(The problem)
Say how many lines in the data below contain the word "first", and give no other text.

(Excerpted data)

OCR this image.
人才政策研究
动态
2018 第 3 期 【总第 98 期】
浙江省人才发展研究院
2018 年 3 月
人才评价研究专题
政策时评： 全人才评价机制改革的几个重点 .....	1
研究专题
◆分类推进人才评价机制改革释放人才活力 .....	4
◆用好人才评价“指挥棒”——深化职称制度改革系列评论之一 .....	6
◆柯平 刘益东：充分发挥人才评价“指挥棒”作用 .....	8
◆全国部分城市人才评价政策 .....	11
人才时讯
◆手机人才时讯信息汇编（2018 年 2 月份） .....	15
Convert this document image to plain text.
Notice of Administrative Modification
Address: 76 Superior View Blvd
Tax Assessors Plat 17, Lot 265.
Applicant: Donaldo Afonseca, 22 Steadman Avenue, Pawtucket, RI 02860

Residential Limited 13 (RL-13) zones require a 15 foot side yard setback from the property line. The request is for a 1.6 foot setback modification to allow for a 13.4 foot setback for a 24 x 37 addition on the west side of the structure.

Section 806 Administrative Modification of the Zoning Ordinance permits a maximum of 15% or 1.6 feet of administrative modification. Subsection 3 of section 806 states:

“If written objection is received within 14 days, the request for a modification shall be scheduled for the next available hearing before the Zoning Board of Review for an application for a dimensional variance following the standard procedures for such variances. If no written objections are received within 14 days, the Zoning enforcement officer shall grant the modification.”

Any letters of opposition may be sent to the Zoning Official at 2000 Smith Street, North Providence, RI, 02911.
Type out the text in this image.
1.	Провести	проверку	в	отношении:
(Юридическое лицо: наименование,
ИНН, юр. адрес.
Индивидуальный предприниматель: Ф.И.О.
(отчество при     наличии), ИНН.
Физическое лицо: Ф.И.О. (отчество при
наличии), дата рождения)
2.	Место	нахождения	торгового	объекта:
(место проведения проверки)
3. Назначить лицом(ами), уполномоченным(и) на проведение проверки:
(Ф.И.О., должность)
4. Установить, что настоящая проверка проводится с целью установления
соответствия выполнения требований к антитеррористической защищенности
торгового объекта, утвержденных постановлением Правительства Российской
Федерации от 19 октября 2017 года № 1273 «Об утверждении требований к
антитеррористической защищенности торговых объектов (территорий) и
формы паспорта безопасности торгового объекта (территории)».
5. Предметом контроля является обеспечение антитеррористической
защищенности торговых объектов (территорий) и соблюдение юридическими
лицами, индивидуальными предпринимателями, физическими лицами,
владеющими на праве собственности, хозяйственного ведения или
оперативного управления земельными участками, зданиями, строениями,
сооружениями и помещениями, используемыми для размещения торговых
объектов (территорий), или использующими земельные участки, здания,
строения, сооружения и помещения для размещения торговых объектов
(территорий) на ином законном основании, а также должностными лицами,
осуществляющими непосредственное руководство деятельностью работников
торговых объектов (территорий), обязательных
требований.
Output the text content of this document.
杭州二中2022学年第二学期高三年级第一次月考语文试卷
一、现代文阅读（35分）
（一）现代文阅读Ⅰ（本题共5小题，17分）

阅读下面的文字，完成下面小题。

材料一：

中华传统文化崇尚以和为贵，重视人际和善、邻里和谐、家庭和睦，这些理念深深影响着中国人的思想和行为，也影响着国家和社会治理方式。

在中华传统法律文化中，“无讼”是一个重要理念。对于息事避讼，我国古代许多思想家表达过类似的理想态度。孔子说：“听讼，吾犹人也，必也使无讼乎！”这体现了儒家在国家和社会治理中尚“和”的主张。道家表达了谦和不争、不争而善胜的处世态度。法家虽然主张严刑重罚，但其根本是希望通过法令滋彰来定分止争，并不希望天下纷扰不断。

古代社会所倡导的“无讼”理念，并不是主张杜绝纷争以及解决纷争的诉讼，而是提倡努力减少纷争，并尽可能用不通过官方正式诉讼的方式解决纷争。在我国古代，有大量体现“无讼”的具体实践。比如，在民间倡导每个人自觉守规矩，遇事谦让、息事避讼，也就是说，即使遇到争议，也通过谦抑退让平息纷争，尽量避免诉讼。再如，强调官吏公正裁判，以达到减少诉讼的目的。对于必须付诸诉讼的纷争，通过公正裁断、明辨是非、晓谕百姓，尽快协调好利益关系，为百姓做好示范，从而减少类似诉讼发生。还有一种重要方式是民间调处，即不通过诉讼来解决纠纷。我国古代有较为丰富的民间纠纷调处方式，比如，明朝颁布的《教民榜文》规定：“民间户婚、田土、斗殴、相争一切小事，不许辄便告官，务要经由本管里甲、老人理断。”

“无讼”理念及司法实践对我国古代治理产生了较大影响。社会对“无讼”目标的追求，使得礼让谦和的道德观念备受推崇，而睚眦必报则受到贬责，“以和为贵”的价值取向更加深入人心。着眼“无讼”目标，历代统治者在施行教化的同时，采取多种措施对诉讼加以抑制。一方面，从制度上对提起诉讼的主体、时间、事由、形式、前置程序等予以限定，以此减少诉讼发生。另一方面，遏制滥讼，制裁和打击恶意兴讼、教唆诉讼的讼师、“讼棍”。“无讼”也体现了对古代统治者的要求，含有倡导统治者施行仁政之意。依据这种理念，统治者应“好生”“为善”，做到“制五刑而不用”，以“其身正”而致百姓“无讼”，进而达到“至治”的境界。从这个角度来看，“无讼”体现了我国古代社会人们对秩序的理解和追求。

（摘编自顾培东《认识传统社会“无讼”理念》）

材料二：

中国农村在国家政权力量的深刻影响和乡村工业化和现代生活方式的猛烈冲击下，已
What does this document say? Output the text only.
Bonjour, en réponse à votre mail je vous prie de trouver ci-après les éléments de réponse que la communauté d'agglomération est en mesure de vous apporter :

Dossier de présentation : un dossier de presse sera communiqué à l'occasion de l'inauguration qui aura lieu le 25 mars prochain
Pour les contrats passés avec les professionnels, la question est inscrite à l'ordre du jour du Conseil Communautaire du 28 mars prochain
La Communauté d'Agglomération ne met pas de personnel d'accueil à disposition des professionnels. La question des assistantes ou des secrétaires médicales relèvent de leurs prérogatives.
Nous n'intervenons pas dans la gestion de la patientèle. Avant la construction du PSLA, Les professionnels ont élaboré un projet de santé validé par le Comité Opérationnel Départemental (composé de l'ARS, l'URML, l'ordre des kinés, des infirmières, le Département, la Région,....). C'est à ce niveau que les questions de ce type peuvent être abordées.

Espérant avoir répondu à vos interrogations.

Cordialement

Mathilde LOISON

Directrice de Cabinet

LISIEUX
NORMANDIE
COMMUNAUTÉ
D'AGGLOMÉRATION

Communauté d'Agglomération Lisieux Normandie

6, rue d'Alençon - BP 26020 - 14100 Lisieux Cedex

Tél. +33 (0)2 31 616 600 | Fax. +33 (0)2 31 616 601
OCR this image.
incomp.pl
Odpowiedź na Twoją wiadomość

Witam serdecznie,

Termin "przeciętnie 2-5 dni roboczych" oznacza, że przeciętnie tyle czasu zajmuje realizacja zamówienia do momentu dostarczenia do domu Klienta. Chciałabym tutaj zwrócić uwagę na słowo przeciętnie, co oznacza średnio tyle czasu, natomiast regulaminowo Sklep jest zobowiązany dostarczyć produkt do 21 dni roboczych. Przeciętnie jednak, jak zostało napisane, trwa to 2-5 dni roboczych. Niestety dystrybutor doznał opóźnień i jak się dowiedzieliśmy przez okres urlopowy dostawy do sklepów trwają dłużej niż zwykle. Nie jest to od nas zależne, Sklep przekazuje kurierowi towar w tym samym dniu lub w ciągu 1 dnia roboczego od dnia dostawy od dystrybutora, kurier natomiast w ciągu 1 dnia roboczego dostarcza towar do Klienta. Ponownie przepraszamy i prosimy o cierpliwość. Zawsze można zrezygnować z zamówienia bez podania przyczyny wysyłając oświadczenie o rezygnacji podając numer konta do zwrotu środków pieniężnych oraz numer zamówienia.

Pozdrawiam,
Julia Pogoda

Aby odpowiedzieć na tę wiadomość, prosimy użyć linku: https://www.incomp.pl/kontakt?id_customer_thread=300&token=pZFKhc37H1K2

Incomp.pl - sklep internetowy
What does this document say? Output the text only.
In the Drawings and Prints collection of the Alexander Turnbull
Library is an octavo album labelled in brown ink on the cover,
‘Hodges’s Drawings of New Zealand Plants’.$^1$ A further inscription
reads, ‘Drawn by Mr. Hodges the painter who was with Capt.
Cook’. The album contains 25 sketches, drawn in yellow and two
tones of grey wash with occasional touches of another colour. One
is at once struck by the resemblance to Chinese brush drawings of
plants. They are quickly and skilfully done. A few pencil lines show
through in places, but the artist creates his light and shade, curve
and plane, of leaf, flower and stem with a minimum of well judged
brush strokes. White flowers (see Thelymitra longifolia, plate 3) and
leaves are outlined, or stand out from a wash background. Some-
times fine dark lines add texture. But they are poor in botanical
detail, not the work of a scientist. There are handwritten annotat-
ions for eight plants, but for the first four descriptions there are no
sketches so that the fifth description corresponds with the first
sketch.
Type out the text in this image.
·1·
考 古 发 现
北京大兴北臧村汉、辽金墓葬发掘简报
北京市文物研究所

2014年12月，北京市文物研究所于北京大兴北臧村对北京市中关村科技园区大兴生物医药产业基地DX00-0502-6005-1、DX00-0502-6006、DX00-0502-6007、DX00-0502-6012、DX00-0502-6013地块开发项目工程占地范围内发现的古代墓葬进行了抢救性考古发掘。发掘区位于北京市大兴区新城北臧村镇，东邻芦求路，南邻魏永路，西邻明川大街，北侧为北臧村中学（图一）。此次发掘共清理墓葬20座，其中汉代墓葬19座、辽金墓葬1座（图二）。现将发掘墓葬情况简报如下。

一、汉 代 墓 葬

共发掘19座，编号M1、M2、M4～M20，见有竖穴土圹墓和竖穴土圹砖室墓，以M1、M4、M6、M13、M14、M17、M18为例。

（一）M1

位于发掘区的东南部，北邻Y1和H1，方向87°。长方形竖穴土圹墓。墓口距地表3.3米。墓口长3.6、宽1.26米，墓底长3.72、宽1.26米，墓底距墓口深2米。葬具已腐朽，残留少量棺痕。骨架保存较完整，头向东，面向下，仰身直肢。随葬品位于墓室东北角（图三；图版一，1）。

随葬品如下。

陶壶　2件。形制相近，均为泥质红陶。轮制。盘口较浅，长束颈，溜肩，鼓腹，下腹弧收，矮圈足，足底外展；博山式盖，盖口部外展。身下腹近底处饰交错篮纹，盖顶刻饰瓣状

(Exercise response)
2